Challenge: Pull out from the material below all lines with "open".

Items from a dataset:
****************************************
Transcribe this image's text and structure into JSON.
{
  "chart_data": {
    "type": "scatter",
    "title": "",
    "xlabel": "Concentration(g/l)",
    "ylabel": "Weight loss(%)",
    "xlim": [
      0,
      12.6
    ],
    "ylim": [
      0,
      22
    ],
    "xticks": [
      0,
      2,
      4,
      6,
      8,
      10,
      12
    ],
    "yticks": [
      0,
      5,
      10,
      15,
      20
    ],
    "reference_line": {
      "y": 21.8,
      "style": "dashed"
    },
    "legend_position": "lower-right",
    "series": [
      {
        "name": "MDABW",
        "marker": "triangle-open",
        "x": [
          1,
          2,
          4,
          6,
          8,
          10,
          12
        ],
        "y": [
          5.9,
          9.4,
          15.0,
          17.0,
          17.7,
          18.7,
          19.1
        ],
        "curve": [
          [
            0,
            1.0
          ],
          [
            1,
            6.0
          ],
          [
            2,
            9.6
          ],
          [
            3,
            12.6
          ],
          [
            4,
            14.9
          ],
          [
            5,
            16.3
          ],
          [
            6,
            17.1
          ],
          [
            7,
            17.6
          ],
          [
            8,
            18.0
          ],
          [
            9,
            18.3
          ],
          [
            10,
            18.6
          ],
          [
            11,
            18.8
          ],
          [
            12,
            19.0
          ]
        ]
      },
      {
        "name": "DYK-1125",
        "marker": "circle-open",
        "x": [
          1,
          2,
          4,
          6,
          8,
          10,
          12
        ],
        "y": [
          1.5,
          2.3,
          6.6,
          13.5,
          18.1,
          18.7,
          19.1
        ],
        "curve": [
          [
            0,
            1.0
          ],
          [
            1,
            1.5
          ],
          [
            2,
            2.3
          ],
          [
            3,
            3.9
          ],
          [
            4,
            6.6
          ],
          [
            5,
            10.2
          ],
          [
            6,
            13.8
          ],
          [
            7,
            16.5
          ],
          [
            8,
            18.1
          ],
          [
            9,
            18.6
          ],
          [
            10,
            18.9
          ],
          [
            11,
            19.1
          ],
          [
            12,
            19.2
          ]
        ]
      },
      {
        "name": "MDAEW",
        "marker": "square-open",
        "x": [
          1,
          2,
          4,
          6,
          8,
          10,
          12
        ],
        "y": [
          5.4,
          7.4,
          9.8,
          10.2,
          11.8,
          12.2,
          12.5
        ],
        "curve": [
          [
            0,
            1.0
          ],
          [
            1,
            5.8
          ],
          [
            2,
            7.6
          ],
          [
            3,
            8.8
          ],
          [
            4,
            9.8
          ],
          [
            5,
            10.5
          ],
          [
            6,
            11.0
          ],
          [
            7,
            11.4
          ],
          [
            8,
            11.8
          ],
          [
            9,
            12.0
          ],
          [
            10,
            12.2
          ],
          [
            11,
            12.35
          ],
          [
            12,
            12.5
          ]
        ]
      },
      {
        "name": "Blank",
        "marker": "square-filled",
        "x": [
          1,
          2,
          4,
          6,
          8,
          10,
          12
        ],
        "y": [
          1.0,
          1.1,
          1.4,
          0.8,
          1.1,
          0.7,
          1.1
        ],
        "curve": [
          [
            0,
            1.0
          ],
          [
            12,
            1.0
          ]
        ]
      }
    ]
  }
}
****************************************
Exercise response:
        "marker": "triangle-open",
        "marker": "circle-open",
        "marker": "square-open",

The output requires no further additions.